Give the entries back exactly, dropping each image.

******

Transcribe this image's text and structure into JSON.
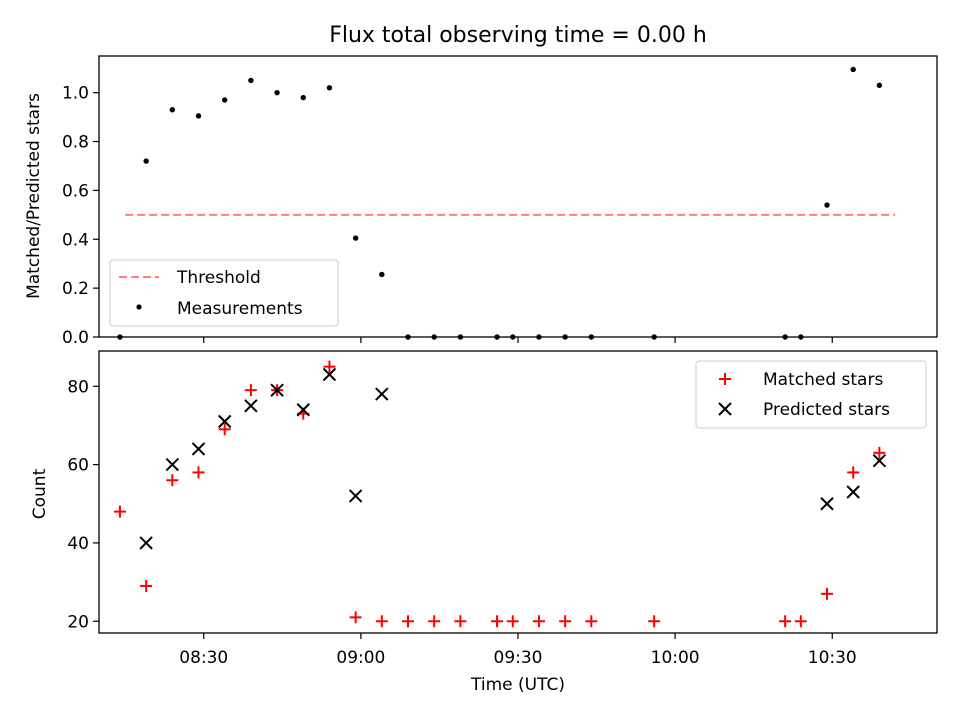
{
  "chart_data": [
    {
      "type": "scatter",
      "title": "Flux total observing time = 0.00 h",
      "ylabel": "Matched/Predicted stars",
      "xlabel": "",
      "ylim": [
        0,
        1.15
      ],
      "yticks": [
        0.0,
        0.2,
        0.4,
        0.6,
        0.8,
        1.0
      ],
      "ytick_labels": [
        "0.0",
        "0.2",
        "0.4",
        "0.6",
        "0.8",
        "1.0"
      ],
      "threshold": {
        "name": "Threshold",
        "y": 0.5,
        "x_from": "08:15",
        "x_to": "10:42",
        "color": "#ff7f7f"
      },
      "series": [
        {
          "name": "Measurements",
          "color": "#000000",
          "x": [
            "08:14",
            "08:19",
            "08:24",
            "08:29",
            "08:34",
            "08:39",
            "08:44",
            "08:49",
            "08:54",
            "08:59",
            "09:04",
            "09:09",
            "09:14",
            "09:19",
            "09:26",
            "09:29",
            "09:34",
            "09:39",
            "09:44",
            "09:56",
            "10:21",
            "10:24",
            "10:29",
            "10:34",
            "10:39"
          ],
          "y": [
            0.0,
            0.72,
            0.93,
            0.905,
            0.97,
            1.05,
            1.0,
            0.98,
            1.02,
            0.405,
            0.256,
            0.0,
            0.0,
            0.0,
            0.0,
            0.0,
            0.0,
            0.0,
            0.0,
            0.0,
            0.0,
            0.0,
            0.54,
            1.095,
            1.03
          ]
        }
      ],
      "legend": {
        "placement": "lower-left",
        "entries": [
          "Threshold",
          "Measurements"
        ]
      }
    },
    {
      "type": "scatter",
      "title": "",
      "ylabel": "Count",
      "xlabel": "Time (UTC)",
      "ylim": [
        17,
        89
      ],
      "yticks": [
        20,
        40,
        60,
        80
      ],
      "ytick_labels": [
        "20",
        "40",
        "60",
        "80"
      ],
      "xticks": [
        "08:30",
        "09:00",
        "09:30",
        "10:00",
        "10:30"
      ],
      "xlim": [
        "08:10",
        "10:50"
      ],
      "series": [
        {
          "name": "Matched stars",
          "marker": "plus",
          "color": "#ff0000",
          "x": [
            "08:14",
            "08:19",
            "08:24",
            "08:29",
            "08:34",
            "08:39",
            "08:44",
            "08:49",
            "08:54",
            "08:59",
            "09:04",
            "09:09",
            "09:14",
            "09:19",
            "09:26",
            "09:29",
            "09:34",
            "09:39",
            "09:44",
            "09:56",
            "10:21",
            "10:24",
            "10:29",
            "10:34",
            "10:39"
          ],
          "y": [
            48,
            29,
            56,
            58,
            69,
            79,
            79,
            73,
            85,
            21,
            20,
            20,
            20,
            20,
            20,
            20,
            20,
            20,
            20,
            20,
            20,
            20,
            27,
            58,
            63
          ]
        },
        {
          "name": "Predicted stars",
          "marker": "x",
          "color": "#000000",
          "x": [
            "08:19",
            "08:24",
            "08:29",
            "08:34",
            "08:39",
            "08:44",
            "08:49",
            "08:54",
            "08:59",
            "09:04",
            "10:29",
            "10:34",
            "10:39"
          ],
          "y": [
            40,
            60,
            64,
            71,
            75,
            79,
            74,
            83,
            52,
            78,
            50,
            53,
            61
          ]
        }
      ],
      "legend": {
        "placement": "top-right",
        "entries": [
          "Matched stars",
          "Predicted stars"
        ]
      }
    }
  ]
}
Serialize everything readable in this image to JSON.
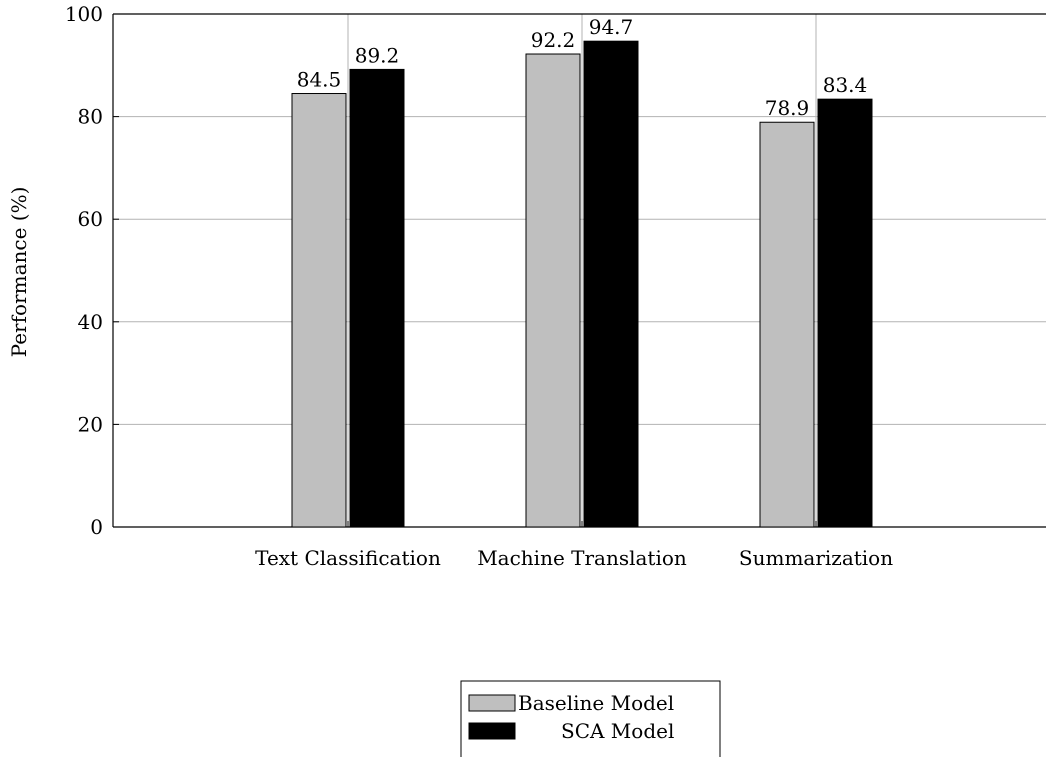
{
  "chart_data": {
    "type": "bar",
    "title": "",
    "xlabel": "",
    "ylabel": "Performance (%)",
    "categories": [
      "Text Classification",
      "Machine Translation",
      "Summarization"
    ],
    "series": [
      {
        "name": "Baseline Model",
        "values": [
          84.5,
          92.2,
          78.9
        ],
        "color": "#bfbfbf"
      },
      {
        "name": "SCA Model",
        "values": [
          89.2,
          94.7,
          83.4
        ],
        "color": "#000000"
      }
    ],
    "ylim": [
      0,
      100
    ],
    "yticks": [
      "0",
      "20",
      "40",
      "60",
      "80",
      "100"
    ],
    "grid": true,
    "legend_position": "bottom-center"
  }
}
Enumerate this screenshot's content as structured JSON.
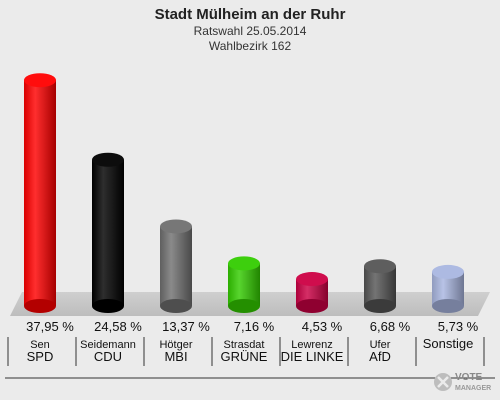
{
  "header": {
    "title": "Stadt Mülheim an der Ruhr",
    "subtitle1": "Ratswahl 25.05.2014",
    "subtitle2": "Wahlbezirk 162"
  },
  "logo": {
    "line1": "VOTE",
    "line2": "MANAGER",
    "icon": "vote-manager-x-icon"
  },
  "chart_data": {
    "type": "bar",
    "title": "Stadt Mülheim an der Ruhr",
    "subtitle": "Ratswahl 25.05.2014 / Wahlbezirk 162",
    "categories": [
      "SPD",
      "CDU",
      "MBI",
      "GRÜNE",
      "DIE LINKE",
      "AfD",
      "Sonstige"
    ],
    "candidates": [
      "Sen",
      "Seidemann",
      "Hötger",
      "Strasdat",
      "Lewrenz",
      "Ufer",
      ""
    ],
    "values": [
      37.95,
      24.58,
      13.37,
      7.16,
      4.53,
      6.68,
      5.73
    ],
    "labels": [
      "37,95 %",
      "24,58 %",
      "13,37 %",
      "7,16 %",
      "4,53 %",
      "6,68 %",
      "5,73 %"
    ],
    "colors": [
      "#ff0000",
      "#000000",
      "#707070",
      "#33cc00",
      "#cc0044",
      "#555555",
      "#a9b6e0"
    ],
    "xlabel": "",
    "ylabel": "",
    "ylim": [
      0,
      40
    ],
    "legend": "none",
    "grid": false
  }
}
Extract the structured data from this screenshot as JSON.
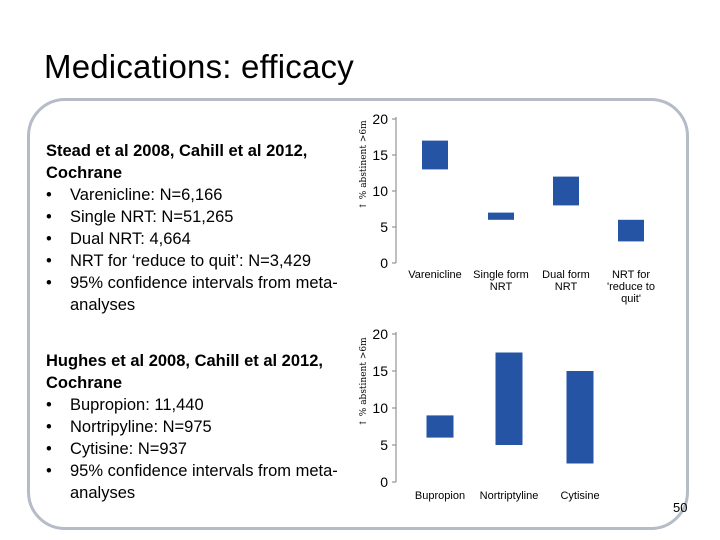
{
  "slide": {
    "title": "Medications: efficacy",
    "page_number": "50"
  },
  "text_blocks": [
    {
      "heading": "Stead et al 2008, Cahill et al 2012, Cochrane",
      "bullets": [
        "Varenicline: N=6,166",
        "Single NRT: N=51,265",
        "Dual NRT: 4,664",
        "NRT for ‘reduce to quit’: N=3,429",
        "95% confidence intervals from meta-analyses"
      ]
    },
    {
      "heading": "Hughes et al 2008, Cahill et al 2012, Cochrane",
      "bullets": [
        "Bupropion: 11,440",
        "Nortripyline: N=975",
        "Cytisine: N=937",
        "95% confidence intervals from meta-analyses"
      ]
    }
  ],
  "chart_data": [
    {
      "type": "bar",
      "subtype": "floating-range",
      "title": "",
      "ylabel": "↑ % abstinent >6m",
      "xlabel": "",
      "ylim": [
        0,
        20
      ],
      "yticks": [
        "0",
        "5",
        "10",
        "15",
        "20"
      ],
      "grid": false,
      "color": "#2654a4",
      "categories": [
        "Varenicline",
        "Single form NRT",
        "Dual form NRT",
        "NRT for 'reduce to quit'"
      ],
      "ranges": [
        [
          13,
          17
        ],
        [
          6,
          7
        ],
        [
          8,
          12
        ],
        [
          3,
          6
        ]
      ]
    },
    {
      "type": "bar",
      "subtype": "floating-range",
      "title": "",
      "ylabel": "↑ % abstinent >6m",
      "xlabel": "",
      "ylim": [
        0,
        20
      ],
      "yticks": [
        "0",
        "5",
        "10",
        "15",
        "20"
      ],
      "grid": false,
      "color": "#2654a4",
      "categories": [
        "Bupropion",
        "Nortriptyline",
        "Cytisine"
      ],
      "ranges": [
        [
          6,
          9
        ],
        [
          5,
          17.5
        ],
        [
          2.5,
          15
        ]
      ]
    }
  ]
}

******

Expected output:
Transcribe this image's text and structure into JSON.
{
  "chart_data": [
    {
      "type": "scatter",
      "title": "Flux total observing time = 0.00 h",
      "ylabel": "Matched/Predicted stars",
      "xlabel": "",
      "ylim": [
        0,
        1.15
      ],
      "yticks": [
        0.0,
        0.2,
        0.4,
        0.6,
        0.8,
        1.0
      ],
      "ytick_labels": [
        "0.0",
        "0.2",
        "0.4",
        "0.6",
        "0.8",
        "1.0"
      ],
      "threshold": {
        "name": "Threshold",
        "y": 0.5,
        "x_from": "08:15",
        "x_to": "10:42",
        "color": "#ff7f7f"
      },
      "series": [
        {
          "name": "Measurements",
          "color": "#000000",
          "x": [
            "08:14",
            "08:19",
            "08:24",
            "08:29",
            "08:34",
            "08:39",
            "08:44",
            "08:49",
            "08:54",
            "08:59",
            "09:04",
            "09:09",
            "09:14",
            "09:19",
            "09:26",
            "09:29",
            "09:34",
            "09:39",
            "09:44",
            "09:56",
            "10:21",
            "10:24",
            "10:29",
            "10:34",
            "10:39"
          ],
          "y": [
            0.0,
            0.72,
            0.93,
            0.905,
            0.97,
            1.05,
            1.0,
            0.98,
            1.02,
            0.405,
            0.256,
            0.0,
            0.0,
            0.0,
            0.0,
            0.0,
            0.0,
            0.0,
            0.0,
            0.0,
            0.0,
            0.0,
            0.54,
            1.095,
            1.03
          ]
        }
      ],
      "legend": {
        "placement": "lower-left",
        "entries": [
          "Threshold",
          "Measurements"
        ]
      }
    },
    {
      "type": "scatter",
      "title": "",
      "ylabel": "Count",
      "xlabel": "Time (UTC)",
      "ylim": [
        17,
        89
      ],
      "yticks": [
        20,
        40,
        60,
        80
      ],
      "ytick_labels": [
        "20",
        "40",
        "60",
        "80"
      ],
      "xticks": [
        "08:30",
        "09:00",
        "09:30",
        "10:00",
        "10:30"
      ],
      "xlim": [
        "08:10",
        "10:50"
      ],
      "series": [
        {
          "name": "Matched stars",
          "marker": "plus",
          "color": "#ff0000",
          "x": [
            "08:14",
            "08:19",
            "08:24",
            "08:29",
            "08:34",
            "08:39",
            "08:44",
            "08:49",
            "08:54",
            "08:59",
            "09:04",
            "09:09",
            "09:14",
            "09:19",
            "09:26",
            "09:29",
            "09:34",
            "09:39",
            "09:44",
            "09:56",
            "10:21",
            "10:24",
            "10:29",
            "10:34",
            "10:39"
          ],
          "y": [
            48,
            29,
            56,
            58,
            69,
            79,
            79,
            73,
            85,
            21,
            20,
            20,
            20,
            20,
            20,
            20,
            20,
            20,
            20,
            20,
            20,
            20,
            27,
            58,
            63
          ]
        },
        {
          "name": "Predicted stars",
          "marker": "x",
          "color": "#000000",
          "x": [
            "08:19",
            "08:24",
            "08:29",
            "08:34",
            "08:39",
            "08:44",
            "08:49",
            "08:54",
            "08:59",
            "09:04",
            "10:29",
            "10:34",
            "10:39"
          ],
          "y": [
            40,
            60,
            64,
            71,
            75,
            79,
            74,
            83,
            52,
            78,
            50,
            53,
            61
          ]
        }
      ],
      "legend": {
        "placement": "top-right",
        "entries": [
          "Matched stars",
          "Predicted stars"
        ]
      }
    }
  ]
}
Serialize everything readable in this image to JSON.
{
  "chart_data": {
    "type": "bar",
    "title": "",
    "xlabel": "",
    "ylabel": "Performance (%)",
    "categories": [
      "Text Classification",
      "Machine Translation",
      "Summarization"
    ],
    "series": [
      {
        "name": "Baseline Model",
        "values": [
          84.5,
          92.2,
          78.9
        ],
        "color": "#bfbfbf"
      },
      {
        "name": "SCA Model",
        "values": [
          89.2,
          94.7,
          83.4
        ],
        "color": "#000000"
      }
    ],
    "ylim": [
      0,
      100
    ],
    "yticks": [
      "0",
      "20",
      "40",
      "60",
      "80",
      "100"
    ],
    "grid": true,
    "legend_position": "bottom-center"
  }
}
Enumerate this screenshot's content as structured JSON.
{
  "header": {
    "title": "Stadt Mülheim an der Ruhr",
    "subtitle1": "Ratswahl 25.05.2014",
    "subtitle2": "Wahlbezirk 162"
  },
  "logo": {
    "line1": "VOTE",
    "line2": "MANAGER",
    "icon": "vote-manager-x-icon"
  },
  "chart_data": {
    "type": "bar",
    "title": "Stadt Mülheim an der Ruhr",
    "subtitle": "Ratswahl 25.05.2014 / Wahlbezirk 162",
    "categories": [
      "SPD",
      "CDU",
      "MBI",
      "GRÜNE",
      "DIE LINKE",
      "AfD",
      "Sonstige"
    ],
    "candidates": [
      "Sen",
      "Seidemann",
      "Hötger",
      "Strasdat",
      "Lewrenz",
      "Ufer",
      ""
    ],
    "values": [
      37.95,
      24.58,
      13.37,
      7.16,
      4.53,
      6.68,
      5.73
    ],
    "labels": [
      "37,95 %",
      "24,58 %",
      "13,37 %",
      "7,16 %",
      "4,53 %",
      "6,68 %",
      "5,73 %"
    ],
    "colors": [
      "#ff0000",
      "#000000",
      "#707070",
      "#33cc00",
      "#cc0044",
      "#555555",
      "#a9b6e0"
    ],
    "xlabel": "",
    "ylabel": "",
    "ylim": [
      0,
      40
    ],
    "legend": "none",
    "grid": false
  }
}
Extract the structured data from this screenshot as JSON.
{
  "slide": {
    "title": "Medications: efficacy",
    "page_number": "50"
  },
  "text_blocks": [
    {
      "heading": "Stead et al 2008, Cahill et al 2012, Cochrane",
      "bullets": [
        "Varenicline: N=6,166",
        "Single NRT: N=51,265",
        "Dual NRT: 4,664",
        "NRT for ‘reduce to quit’: N=3,429",
        "95% confidence intervals from meta-analyses"
      ]
    },
    {
      "heading": "Hughes et al 2008, Cahill et al 2012, Cochrane",
      "bullets": [
        "Bupropion: 11,440",
        "Nortripyline: N=975",
        "Cytisine: N=937",
        "95% confidence intervals from meta-analyses"
      ]
    }
  ],
  "chart_data": [
    {
      "type": "bar",
      "subtype": "floating-range",
      "title": "",
      "ylabel": "↑ % abstinent >6m",
      "xlabel": "",
      "ylim": [
        0,
        20
      ],
      "yticks": [
        "0",
        "5",
        "10",
        "15",
        "20"
      ],
      "grid": false,
      "color": "#2654a4",
      "categories": [
        "Varenicline",
        "Single form NRT",
        "Dual form NRT",
        "NRT for 'reduce to quit'"
      ],
      "ranges": [
        [
          13,
          17
        ],
        [
          6,
          7
        ],
        [
          8,
          12
        ],
        [
          3,
          6
        ]
      ]
    },
    {
      "type": "bar",
      "subtype": "floating-range",
      "title": "",
      "ylabel": "↑ % abstinent >6m",
      "xlabel": "",
      "ylim": [
        0,
        20
      ],
      "yticks": [
        "0",
        "5",
        "10",
        "15",
        "20"
      ],
      "grid": false,
      "color": "#2654a4",
      "categories": [
        "Bupropion",
        "Nortriptyline",
        "Cytisine"
      ],
      "ranges": [
        [
          6,
          9
        ],
        [
          5,
          17.5
        ],
        [
          2.5,
          15
        ]
      ]
    }
  ]
}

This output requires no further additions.